**DESCRIPTION OF THE TASK:** Transcribe the listing in full, excluding any pictures.

**MATERIALS PROVIDED:**
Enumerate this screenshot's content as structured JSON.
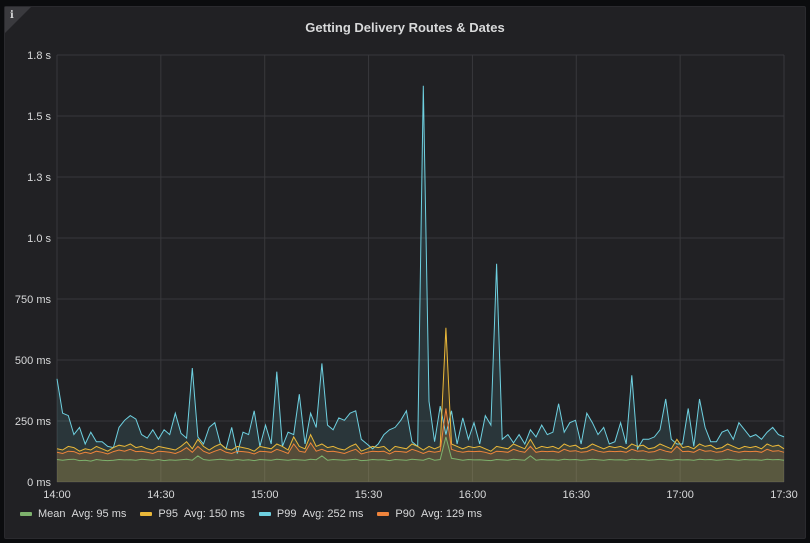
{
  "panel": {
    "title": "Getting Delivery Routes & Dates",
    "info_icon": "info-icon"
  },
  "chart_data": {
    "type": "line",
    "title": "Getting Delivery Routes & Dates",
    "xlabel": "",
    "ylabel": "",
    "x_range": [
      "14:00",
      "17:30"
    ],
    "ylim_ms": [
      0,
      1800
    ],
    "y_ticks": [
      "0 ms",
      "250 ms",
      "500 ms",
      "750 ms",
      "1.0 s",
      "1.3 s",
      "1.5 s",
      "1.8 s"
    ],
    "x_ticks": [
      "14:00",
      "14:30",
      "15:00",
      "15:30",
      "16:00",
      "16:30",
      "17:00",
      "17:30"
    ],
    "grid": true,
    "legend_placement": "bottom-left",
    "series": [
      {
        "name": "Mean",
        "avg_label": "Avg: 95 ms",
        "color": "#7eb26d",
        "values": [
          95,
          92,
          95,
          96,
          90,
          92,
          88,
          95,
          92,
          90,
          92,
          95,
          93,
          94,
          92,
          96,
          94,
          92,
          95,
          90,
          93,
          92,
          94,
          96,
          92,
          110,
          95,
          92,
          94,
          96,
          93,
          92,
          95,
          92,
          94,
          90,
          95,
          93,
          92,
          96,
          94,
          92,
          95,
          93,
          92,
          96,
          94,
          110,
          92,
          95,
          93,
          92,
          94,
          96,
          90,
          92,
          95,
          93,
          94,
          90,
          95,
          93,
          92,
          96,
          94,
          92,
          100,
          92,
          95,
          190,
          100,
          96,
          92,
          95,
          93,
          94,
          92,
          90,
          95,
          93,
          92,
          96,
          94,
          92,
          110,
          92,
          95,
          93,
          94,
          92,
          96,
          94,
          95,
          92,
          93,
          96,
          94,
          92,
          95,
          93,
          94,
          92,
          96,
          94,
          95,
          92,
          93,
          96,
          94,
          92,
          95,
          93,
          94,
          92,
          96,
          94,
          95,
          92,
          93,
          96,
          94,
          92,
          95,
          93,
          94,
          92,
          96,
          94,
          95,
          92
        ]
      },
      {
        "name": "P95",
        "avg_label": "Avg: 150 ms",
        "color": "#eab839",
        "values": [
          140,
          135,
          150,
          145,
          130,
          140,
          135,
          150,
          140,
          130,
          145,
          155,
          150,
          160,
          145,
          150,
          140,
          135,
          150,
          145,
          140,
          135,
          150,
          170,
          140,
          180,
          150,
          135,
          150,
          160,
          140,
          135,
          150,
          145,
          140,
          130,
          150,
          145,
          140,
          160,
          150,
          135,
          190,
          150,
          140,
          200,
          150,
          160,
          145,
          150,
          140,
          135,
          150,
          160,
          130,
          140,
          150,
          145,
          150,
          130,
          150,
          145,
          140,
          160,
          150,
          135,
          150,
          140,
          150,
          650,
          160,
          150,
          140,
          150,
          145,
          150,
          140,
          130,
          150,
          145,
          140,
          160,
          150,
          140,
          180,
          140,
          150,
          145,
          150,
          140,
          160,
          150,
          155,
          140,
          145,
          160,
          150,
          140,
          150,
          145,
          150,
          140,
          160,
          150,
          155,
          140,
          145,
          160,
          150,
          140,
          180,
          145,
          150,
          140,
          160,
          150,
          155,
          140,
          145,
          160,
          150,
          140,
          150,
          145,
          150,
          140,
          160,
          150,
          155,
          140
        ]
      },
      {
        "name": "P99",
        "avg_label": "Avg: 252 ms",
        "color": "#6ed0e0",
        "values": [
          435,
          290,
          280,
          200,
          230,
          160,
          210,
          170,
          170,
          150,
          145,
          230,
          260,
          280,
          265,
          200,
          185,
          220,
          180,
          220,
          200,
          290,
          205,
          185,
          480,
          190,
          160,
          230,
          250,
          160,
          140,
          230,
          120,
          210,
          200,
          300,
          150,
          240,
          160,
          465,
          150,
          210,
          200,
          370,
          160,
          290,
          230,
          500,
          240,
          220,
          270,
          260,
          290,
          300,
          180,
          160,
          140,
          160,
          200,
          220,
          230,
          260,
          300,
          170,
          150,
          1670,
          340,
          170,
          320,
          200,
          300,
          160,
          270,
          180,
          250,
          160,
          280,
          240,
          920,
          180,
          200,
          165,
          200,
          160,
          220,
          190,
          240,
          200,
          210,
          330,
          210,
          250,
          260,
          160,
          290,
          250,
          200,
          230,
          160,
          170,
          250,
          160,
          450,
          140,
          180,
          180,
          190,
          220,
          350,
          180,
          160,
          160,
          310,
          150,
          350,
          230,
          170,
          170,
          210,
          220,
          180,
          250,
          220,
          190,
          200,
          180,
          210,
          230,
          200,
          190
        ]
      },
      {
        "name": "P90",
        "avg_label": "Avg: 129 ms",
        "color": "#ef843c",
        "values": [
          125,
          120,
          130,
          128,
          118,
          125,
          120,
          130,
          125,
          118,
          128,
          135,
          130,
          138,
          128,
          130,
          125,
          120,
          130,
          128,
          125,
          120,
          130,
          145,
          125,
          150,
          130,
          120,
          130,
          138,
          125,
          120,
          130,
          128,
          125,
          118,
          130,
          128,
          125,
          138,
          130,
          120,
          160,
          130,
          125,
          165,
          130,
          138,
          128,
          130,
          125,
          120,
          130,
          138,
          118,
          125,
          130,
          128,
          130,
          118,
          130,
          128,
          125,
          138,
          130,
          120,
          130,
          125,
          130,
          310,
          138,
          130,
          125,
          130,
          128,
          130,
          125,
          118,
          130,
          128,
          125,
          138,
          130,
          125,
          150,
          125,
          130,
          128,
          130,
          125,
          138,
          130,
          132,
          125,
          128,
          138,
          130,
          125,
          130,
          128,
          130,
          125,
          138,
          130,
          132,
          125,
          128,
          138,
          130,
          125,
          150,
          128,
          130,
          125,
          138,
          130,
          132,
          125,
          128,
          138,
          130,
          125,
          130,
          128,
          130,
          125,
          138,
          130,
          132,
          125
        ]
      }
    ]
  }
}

**RESULT:**
Enumerate this screenshot's content as structured JSON.
{
  "panel": {
    "title": "Getting Delivery Routes & Dates",
    "info_icon": "info-icon"
  },
  "chart_data": {
    "type": "line",
    "title": "Getting Delivery Routes & Dates",
    "xlabel": "",
    "ylabel": "",
    "x_range": [
      "14:00",
      "17:30"
    ],
    "ylim_ms": [
      0,
      1800
    ],
    "y_ticks": [
      "0 ms",
      "250 ms",
      "500 ms",
      "750 ms",
      "1.0 s",
      "1.3 s",
      "1.5 s",
      "1.8 s"
    ],
    "x_ticks": [
      "14:00",
      "14:30",
      "15:00",
      "15:30",
      "16:00",
      "16:30",
      "17:00",
      "17:30"
    ],
    "grid": true,
    "legend_placement": "bottom-left",
    "series": [
      {
        "name": "Mean",
        "avg_label": "Avg: 95 ms",
        "color": "#7eb26d",
        "values": [
          95,
          92,
          95,
          96,
          90,
          92,
          88,
          95,
          92,
          90,
          92,
          95,
          93,
          94,
          92,
          96,
          94,
          92,
          95,
          90,
          93,
          92,
          94,
          96,
          92,
          110,
          95,
          92,
          94,
          96,
          93,
          92,
          95,
          92,
          94,
          90,
          95,
          93,
          92,
          96,
          94,
          92,
          95,
          93,
          92,
          96,
          94,
          110,
          92,
          95,
          93,
          92,
          94,
          96,
          90,
          92,
          95,
          93,
          94,
          90,
          95,
          93,
          92,
          96,
          94,
          92,
          100,
          92,
          95,
          190,
          100,
          96,
          92,
          95,
          93,
          94,
          92,
          90,
          95,
          93,
          92,
          96,
          94,
          92,
          110,
          92,
          95,
          93,
          94,
          92,
          96,
          94,
          95,
          92,
          93,
          96,
          94,
          92,
          95,
          93,
          94,
          92,
          96,
          94,
          95,
          92,
          93,
          96,
          94,
          92,
          95,
          93,
          94,
          92,
          96,
          94,
          95,
          92,
          93,
          96,
          94,
          92,
          95,
          93,
          94,
          92,
          96,
          94,
          95,
          92
        ]
      },
      {
        "name": "P95",
        "avg_label": "Avg: 150 ms",
        "color": "#eab839",
        "values": [
          140,
          135,
          150,
          145,
          130,
          140,
          135,
          150,
          140,
          130,
          145,
          155,
          150,
          160,
          145,
          150,
          140,
          135,
          150,
          145,
          140,
          135,
          150,
          170,
          140,
          180,
          150,
          135,
          150,
          160,
          140,
          135,
          150,
          145,
          140,
          130,
          150,
          145,
          140,
          160,
          150,
          135,
          190,
          150,
          140,
          200,
          150,
          160,
          145,
          150,
          140,
          135,
          150,
          160,
          130,
          140,
          150,
          145,
          150,
          130,
          150,
          145,
          140,
          160,
          150,
          135,
          150,
          140,
          150,
          650,
          160,
          150,
          140,
          150,
          145,
          150,
          140,
          130,
          150,
          145,
          140,
          160,
          150,
          140,
          180,
          140,
          150,
          145,
          150,
          140,
          160,
          150,
          155,
          140,
          145,
          160,
          150,
          140,
          150,
          145,
          150,
          140,
          160,
          150,
          155,
          140,
          145,
          160,
          150,
          140,
          180,
          145,
          150,
          140,
          160,
          150,
          155,
          140,
          145,
          160,
          150,
          140,
          150,
          145,
          150,
          140,
          160,
          150,
          155,
          140
        ]
      },
      {
        "name": "P99",
        "avg_label": "Avg: 252 ms",
        "color": "#6ed0e0",
        "values": [
          435,
          290,
          280,
          200,
          230,
          160,
          210,
          170,
          170,
          150,
          145,
          230,
          260,
          280,
          265,
          200,
          185,
          220,
          180,
          220,
          200,
          290,
          205,
          185,
          480,
          190,
          160,
          230,
          250,
          160,
          140,
          230,
          120,
          210,
          200,
          300,
          150,
          240,
          160,
          465,
          150,
          210,
          200,
          370,
          160,
          290,
          230,
          500,
          240,
          220,
          270,
          260,
          290,
          300,
          180,
          160,
          140,
          160,
          200,
          220,
          230,
          260,
          300,
          170,
          150,
          1670,
          340,
          170,
          320,
          200,
          300,
          160,
          270,
          180,
          250,
          160,
          280,
          240,
          920,
          180,
          200,
          165,
          200,
          160,
          220,
          190,
          240,
          200,
          210,
          330,
          210,
          250,
          260,
          160,
          290,
          250,
          200,
          230,
          160,
          170,
          250,
          160,
          450,
          140,
          180,
          180,
          190,
          220,
          350,
          180,
          160,
          160,
          310,
          150,
          350,
          230,
          170,
          170,
          210,
          220,
          180,
          250,
          220,
          190,
          200,
          180,
          210,
          230,
          200,
          190
        ]
      },
      {
        "name": "P90",
        "avg_label": "Avg: 129 ms",
        "color": "#ef843c",
        "values": [
          125,
          120,
          130,
          128,
          118,
          125,
          120,
          130,
          125,
          118,
          128,
          135,
          130,
          138,
          128,
          130,
          125,
          120,
          130,
          128,
          125,
          120,
          130,
          145,
          125,
          150,
          130,
          120,
          130,
          138,
          125,
          120,
          130,
          128,
          125,
          118,
          130,
          128,
          125,
          138,
          130,
          120,
          160,
          130,
          125,
          165,
          130,
          138,
          128,
          130,
          125,
          120,
          130,
          138,
          118,
          125,
          130,
          128,
          130,
          118,
          130,
          128,
          125,
          138,
          130,
          120,
          130,
          125,
          130,
          310,
          138,
          130,
          125,
          130,
          128,
          130,
          125,
          118,
          130,
          128,
          125,
          138,
          130,
          125,
          150,
          125,
          130,
          128,
          130,
          125,
          138,
          130,
          132,
          125,
          128,
          138,
          130,
          125,
          130,
          128,
          130,
          125,
          138,
          130,
          132,
          125,
          128,
          138,
          130,
          125,
          150,
          128,
          130,
          125,
          138,
          130,
          132,
          125,
          128,
          138,
          130,
          125,
          130,
          128,
          130,
          125,
          138,
          130,
          132,
          125
        ]
      }
    ]
  }
}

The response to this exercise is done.